What to work on:
Scan the listing below. Report each line that includes "PROBABILITY".

Task data:
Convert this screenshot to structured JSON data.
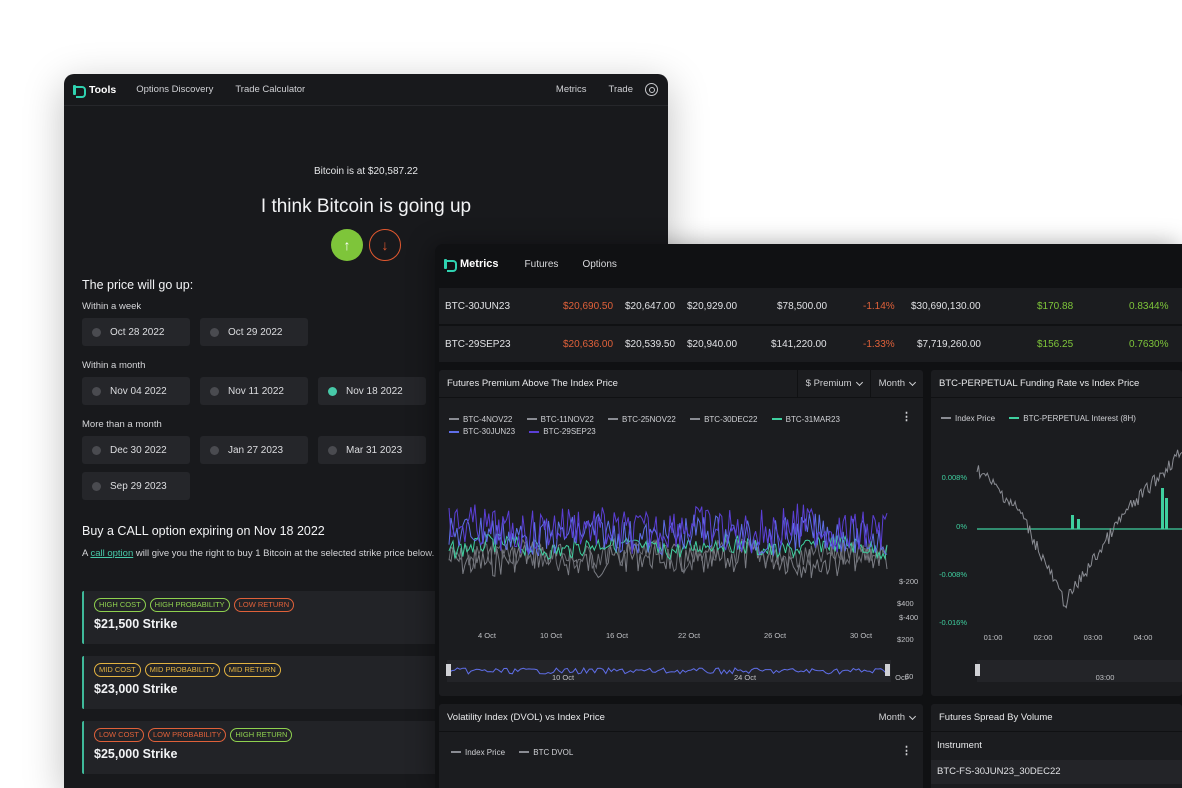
{
  "tools": {
    "brand": "Tools",
    "nav": [
      "Options Discovery",
      "Trade Calculator"
    ],
    "nav_right": [
      "Metrics",
      "Trade"
    ],
    "btc_price": "Bitcoin is at $20,587.22",
    "headline": "I think Bitcoin is going up",
    "up_icon": "↑",
    "down_icon": "↓",
    "price_will": "The price will go up:",
    "groups": [
      {
        "label": "Within a week",
        "dates": [
          {
            "text": "Oct 28 2022",
            "selected": false
          },
          {
            "text": "Oct 29 2022",
            "selected": false
          }
        ]
      },
      {
        "label": "Within a month",
        "dates": [
          {
            "text": "Nov 04 2022",
            "selected": false
          },
          {
            "text": "Nov 11 2022",
            "selected": false
          },
          {
            "text": "Nov 18 2022",
            "selected": true
          }
        ]
      },
      {
        "label": "More than a month",
        "dates": [
          {
            "text": "Dec 30 2022",
            "selected": false
          },
          {
            "text": "Jan 27 2023",
            "selected": false
          },
          {
            "text": "Mar 31 2023",
            "selected": false
          },
          {
            "text": "Sep 29 2023",
            "selected": false
          }
        ]
      }
    ],
    "buy_title": "Buy a CALL option expiring on Nov 18 2022",
    "buy_desc_pre": "A ",
    "buy_desc_link": "call option",
    "buy_desc_post": " will give you the right to buy 1 Bitcoin at the selected strike price below.",
    "strikes": [
      {
        "tags": [
          {
            "t": "HIGH COST",
            "c": "g"
          },
          {
            "t": "HIGH PROBABILITY",
            "c": "g"
          },
          {
            "t": "LOW RETURN",
            "c": "r"
          }
        ],
        "label": "$21,500 Strike"
      },
      {
        "tags": [
          {
            "t": "MID COST",
            "c": "y"
          },
          {
            "t": "MID PROBABILITY",
            "c": "y"
          },
          {
            "t": "MID RETURN",
            "c": "y"
          }
        ],
        "label": "$23,000 Strike"
      },
      {
        "tags": [
          {
            "t": "LOW COST",
            "c": "r"
          },
          {
            "t": "LOW PROBABILITY",
            "c": "r"
          },
          {
            "t": "HIGH RETURN",
            "c": "g"
          }
        ],
        "label": "$25,000 Strike"
      }
    ]
  },
  "metrics": {
    "brand": "Metrics",
    "nav": [
      "Futures",
      "Options"
    ],
    "rows": [
      {
        "inst": "BTC-30JUN23",
        "mark": "$20,690.50",
        "bid": "$20,647.00",
        "ask": "$20,929.00",
        "vol": "$78,500.00",
        "chg": "-1.14%",
        "oi": "$30,690,130.00",
        "prem": "$170.88",
        "pct": "0.8344%"
      },
      {
        "inst": "BTC-29SEP23",
        "mark": "$20,636.00",
        "bid": "$20,539.50",
        "ask": "$20,940.00",
        "vol": "$141,220.00",
        "chg": "-1.33%",
        "oi": "$7,719,260.00",
        "prem": "$156.25",
        "pct": "0.7630%"
      }
    ],
    "premium_panel": {
      "title": "Futures Premium Above The Index Price",
      "dd1": "$ Premium",
      "dd2": "Month",
      "legend": [
        {
          "name": "BTC-4NOV22",
          "color": "#8a8c93"
        },
        {
          "name": "BTC-11NOV22",
          "color": "#8a8c93"
        },
        {
          "name": "BTC-25NOV22",
          "color": "#8a8c93"
        },
        {
          "name": "BTC-30DEC22",
          "color": "#8a8c93"
        },
        {
          "name": "BTC-31MAR23",
          "color": "#3fcf9f"
        },
        {
          "name": "BTC-30JUN23",
          "color": "#5f6ee8"
        },
        {
          "name": "BTC-29SEP23",
          "color": "#5b3fd6"
        }
      ],
      "y_ticks": [
        "$400",
        "$200",
        "$0",
        "$-200",
        "$-400"
      ],
      "x_ticks": [
        "4 Oct",
        "10 Oct",
        "16 Oct",
        "22 Oct",
        "26 Oct",
        "30 Oct"
      ],
      "nav_ticks": [
        "10 Oct",
        "24 Oct",
        "Oct"
      ]
    },
    "funding_panel": {
      "title": "BTC-PERPETUAL Funding Rate vs Index Price",
      "legend": [
        {
          "name": "Index Price",
          "color": "#8a8c93"
        },
        {
          "name": "BTC-PERPETUAL Interest (8H)",
          "color": "#3fcf9f"
        }
      ],
      "y_ticks": [
        "0.008%",
        "0%",
        "-0.008%",
        "-0.016%"
      ],
      "x_ticks": [
        "01:00",
        "02:00",
        "03:00",
        "04:00"
      ],
      "nav_ticks": [
        "03:00"
      ]
    },
    "dvol_panel": {
      "title": "Volatility Index (DVOL) vs Index Price",
      "dd": "Month",
      "legend": [
        {
          "name": "Index Price",
          "color": "#8a8c93"
        },
        {
          "name": "BTC DVOL",
          "color": "#8a8c93"
        }
      ]
    },
    "spread_panel": {
      "title": "Futures Spread By Volume",
      "col_header": "Instrument",
      "first_row": "BTC-FS-30JUN23_30DEC22"
    }
  }
}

Final answer:
            "t": "HIGH PROBABILITY",
            "t": "MID PROBABILITY",
            "t": "LOW PROBABILITY",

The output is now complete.